▶ **EXERCISE DETAILS**
Write out all of the lines below, exactly and completely.

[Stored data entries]
-------------------------

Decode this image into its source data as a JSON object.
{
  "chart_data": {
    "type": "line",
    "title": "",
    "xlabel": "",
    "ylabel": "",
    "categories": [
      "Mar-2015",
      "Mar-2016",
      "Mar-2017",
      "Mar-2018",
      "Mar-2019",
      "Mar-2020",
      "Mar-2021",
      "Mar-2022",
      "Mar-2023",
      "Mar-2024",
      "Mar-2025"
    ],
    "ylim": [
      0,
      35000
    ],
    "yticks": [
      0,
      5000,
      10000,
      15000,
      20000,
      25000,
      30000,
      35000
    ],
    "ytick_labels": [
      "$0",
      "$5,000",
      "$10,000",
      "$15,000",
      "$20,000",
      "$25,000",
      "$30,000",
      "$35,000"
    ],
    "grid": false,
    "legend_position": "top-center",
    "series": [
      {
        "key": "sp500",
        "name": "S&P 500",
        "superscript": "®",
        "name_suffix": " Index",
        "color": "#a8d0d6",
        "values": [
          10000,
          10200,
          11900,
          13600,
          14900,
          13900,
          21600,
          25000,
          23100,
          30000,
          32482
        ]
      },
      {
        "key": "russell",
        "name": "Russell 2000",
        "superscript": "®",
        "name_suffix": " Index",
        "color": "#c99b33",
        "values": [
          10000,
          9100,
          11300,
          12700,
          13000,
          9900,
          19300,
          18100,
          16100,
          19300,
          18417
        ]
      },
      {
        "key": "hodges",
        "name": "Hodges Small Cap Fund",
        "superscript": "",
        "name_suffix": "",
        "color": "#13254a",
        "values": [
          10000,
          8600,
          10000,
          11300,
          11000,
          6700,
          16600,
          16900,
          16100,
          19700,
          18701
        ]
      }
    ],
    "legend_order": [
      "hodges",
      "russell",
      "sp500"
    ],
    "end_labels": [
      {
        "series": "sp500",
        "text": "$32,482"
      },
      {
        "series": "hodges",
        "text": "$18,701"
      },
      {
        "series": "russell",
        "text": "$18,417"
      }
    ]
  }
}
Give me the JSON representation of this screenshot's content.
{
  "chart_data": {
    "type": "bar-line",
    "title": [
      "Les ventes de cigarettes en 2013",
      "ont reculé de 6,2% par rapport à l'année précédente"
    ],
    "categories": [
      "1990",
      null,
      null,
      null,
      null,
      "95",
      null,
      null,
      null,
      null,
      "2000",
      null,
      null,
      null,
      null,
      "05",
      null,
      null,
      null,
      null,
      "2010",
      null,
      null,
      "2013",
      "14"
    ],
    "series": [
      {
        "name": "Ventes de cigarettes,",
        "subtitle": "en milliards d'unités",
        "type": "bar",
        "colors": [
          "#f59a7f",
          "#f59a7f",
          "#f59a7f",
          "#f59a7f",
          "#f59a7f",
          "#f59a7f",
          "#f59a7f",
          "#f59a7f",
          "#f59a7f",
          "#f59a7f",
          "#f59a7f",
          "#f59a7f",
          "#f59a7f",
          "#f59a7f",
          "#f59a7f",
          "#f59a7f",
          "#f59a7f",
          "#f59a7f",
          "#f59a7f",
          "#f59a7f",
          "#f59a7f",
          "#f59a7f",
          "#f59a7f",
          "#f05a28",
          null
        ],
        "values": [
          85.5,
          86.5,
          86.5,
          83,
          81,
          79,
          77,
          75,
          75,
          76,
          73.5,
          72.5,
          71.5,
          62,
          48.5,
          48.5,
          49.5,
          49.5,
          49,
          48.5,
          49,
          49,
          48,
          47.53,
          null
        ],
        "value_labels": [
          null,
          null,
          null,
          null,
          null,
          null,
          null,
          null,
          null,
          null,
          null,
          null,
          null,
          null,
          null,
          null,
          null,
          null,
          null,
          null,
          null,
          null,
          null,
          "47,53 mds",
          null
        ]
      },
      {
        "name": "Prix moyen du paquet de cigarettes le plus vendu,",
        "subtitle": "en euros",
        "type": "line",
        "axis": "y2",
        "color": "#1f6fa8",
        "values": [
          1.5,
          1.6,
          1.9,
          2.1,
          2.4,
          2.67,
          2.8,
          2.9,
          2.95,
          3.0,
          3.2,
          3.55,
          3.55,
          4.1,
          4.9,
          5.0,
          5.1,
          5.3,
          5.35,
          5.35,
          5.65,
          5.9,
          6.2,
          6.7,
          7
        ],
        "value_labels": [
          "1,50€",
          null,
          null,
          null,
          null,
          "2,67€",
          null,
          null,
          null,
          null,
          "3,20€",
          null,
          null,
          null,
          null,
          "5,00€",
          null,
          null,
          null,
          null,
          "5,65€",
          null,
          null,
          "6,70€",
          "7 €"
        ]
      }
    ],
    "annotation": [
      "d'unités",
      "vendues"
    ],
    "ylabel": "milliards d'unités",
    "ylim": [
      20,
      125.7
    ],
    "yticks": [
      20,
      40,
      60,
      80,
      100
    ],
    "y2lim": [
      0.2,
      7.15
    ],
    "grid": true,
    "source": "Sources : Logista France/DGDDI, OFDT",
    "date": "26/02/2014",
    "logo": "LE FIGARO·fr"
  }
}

-------------------------

▶ **FULL OUTPUT**
Decode this image into its source data as a JSON object.
{
  "chart_data": {
    "type": "line",
    "title": "",
    "xlabel": "",
    "ylabel": "",
    "categories": [
      "Mar-2015",
      "Mar-2016",
      "Mar-2017",
      "Mar-2018",
      "Mar-2019",
      "Mar-2020",
      "Mar-2021",
      "Mar-2022",
      "Mar-2023",
      "Mar-2024",
      "Mar-2025"
    ],
    "ylim": [
      0,
      35000
    ],
    "yticks": [
      0,
      5000,
      10000,
      15000,
      20000,
      25000,
      30000,
      35000
    ],
    "ytick_labels": [
      "$0",
      "$5,000",
      "$10,000",
      "$15,000",
      "$20,000",
      "$25,000",
      "$30,000",
      "$35,000"
    ],
    "grid": false,
    "legend_position": "top-center",
    "series": [
      {
        "key": "sp500",
        "name": "S&P 500",
        "superscript": "®",
        "name_suffix": " Index",
        "color": "#a8d0d6",
        "values": [
          10000,
          10200,
          11900,
          13600,
          14900,
          13900,
          21600,
          25000,
          23100,
          30000,
          32482
        ]
      },
      {
        "key": "russell",
        "name": "Russell 2000",
        "superscript": "®",
        "name_suffix": " Index",
        "color": "#c99b33",
        "values": [
          10000,
          9100,
          11300,
          12700,
          13000,
          9900,
          19300,
          18100,
          16100,
          19300,
          18417
        ]
      },
      {
        "key": "hodges",
        "name": "Hodges Small Cap Fund",
        "superscript": "",
        "name_suffix": "",
        "color": "#13254a",
        "values": [
          10000,
          8600,
          10000,
          11300,
          11000,
          6700,
          16600,
          16900,
          16100,
          19700,
          18701
        ]
      }
    ],
    "legend_order": [
      "hodges",
      "russell",
      "sp500"
    ],
    "end_labels": [
      {
        "series": "sp500",
        "text": "$32,482"
      },
      {
        "series": "hodges",
        "text": "$18,701"
      },
      {
        "series": "russell",
        "text": "$18,417"
      }
    ]
  }
}
Give me the JSON representation of this screenshot's content.
{
  "chart_data": {
    "type": "bar-line",
    "title": [
      "Les ventes de cigarettes en 2013",
      "ont reculé de 6,2% par rapport à l'année précédente"
    ],
    "categories": [
      "1990",
      null,
      null,
      null,
      null,
      "95",
      null,
      null,
      null,
      null,
      "2000",
      null,
      null,
      null,
      null,
      "05",
      null,
      null,
      null,
      null,
      "2010",
      null,
      null,
      "2013",
      "14"
    ],
    "series": [
      {
        "name": "Ventes de cigarettes,",
        "subtitle": "en milliards d'unités",
        "type": "bar",
        "colors": [
          "#f59a7f",
          "#f59a7f",
          "#f59a7f",
          "#f59a7f",
          "#f59a7f",
          "#f59a7f",
          "#f59a7f",
          "#f59a7f",
          "#f59a7f",
          "#f59a7f",
          "#f59a7f",
          "#f59a7f",
          "#f59a7f",
          "#f59a7f",
          "#f59a7f",
          "#f59a7f",
          "#f59a7f",
          "#f59a7f",
          "#f59a7f",
          "#f59a7f",
          "#f59a7f",
          "#f59a7f",
          "#f59a7f",
          "#f05a28",
          null
        ],
        "values": [
          85.5,
          86.5,
          86.5,
          83,
          81,
          79,
          77,
          75,
          75,
          76,
          73.5,
          72.5,
          71.5,
          62,
          48.5,
          48.5,
          49.5,
          49.5,
          49,
          48.5,
          49,
          49,
          48,
          47.53,
          null
        ],
        "value_labels": [
          null,
          null,
          null,
          null,
          null,
          null,
          null,
          null,
          null,
          null,
          null,
          null,
          null,
          null,
          null,
          null,
          null,
          null,
          null,
          null,
          null,
          null,
          null,
          "47,53 mds",
          null
        ]
      },
      {
        "name": "Prix moyen du paquet de cigarettes le plus vendu,",
        "subtitle": "en euros",
        "type": "line",
        "axis": "y2",
        "color": "#1f6fa8",
        "values": [
          1.5,
          1.6,
          1.9,
          2.1,
          2.4,
          2.67,
          2.8,
          2.9,
          2.95,
          3.0,
          3.2,
          3.55,
          3.55,
          4.1,
          4.9,
          5.0,
          5.1,
          5.3,
          5.35,
          5.35,
          5.65,
          5.9,
          6.2,
          6.7,
          7
        ],
        "value_labels": [
          "1,50€",
          null,
          null,
          null,
          null,
          "2,67€",
          null,
          null,
          null,
          null,
          "3,20€",
          null,
          null,
          null,
          null,
          "5,00€",
          null,
          null,
          null,
          null,
          "5,65€",
          null,
          null,
          "6,70€",
          "7 €"
        ]
      }
    ],
    "annotation": [
      "d'unités",
      "vendues"
    ],
    "ylabel": "milliards d'unités",
    "ylim": [
      20,
      125.7
    ],
    "yticks": [
      20,
      40,
      60,
      80,
      100
    ],
    "y2lim": [
      0.2,
      7.15
    ],
    "grid": true,
    "source": "Sources : Logista France/DGDDI, OFDT",
    "date": "26/02/2014",
    "logo": "LE FIGARO·fr"
  }
}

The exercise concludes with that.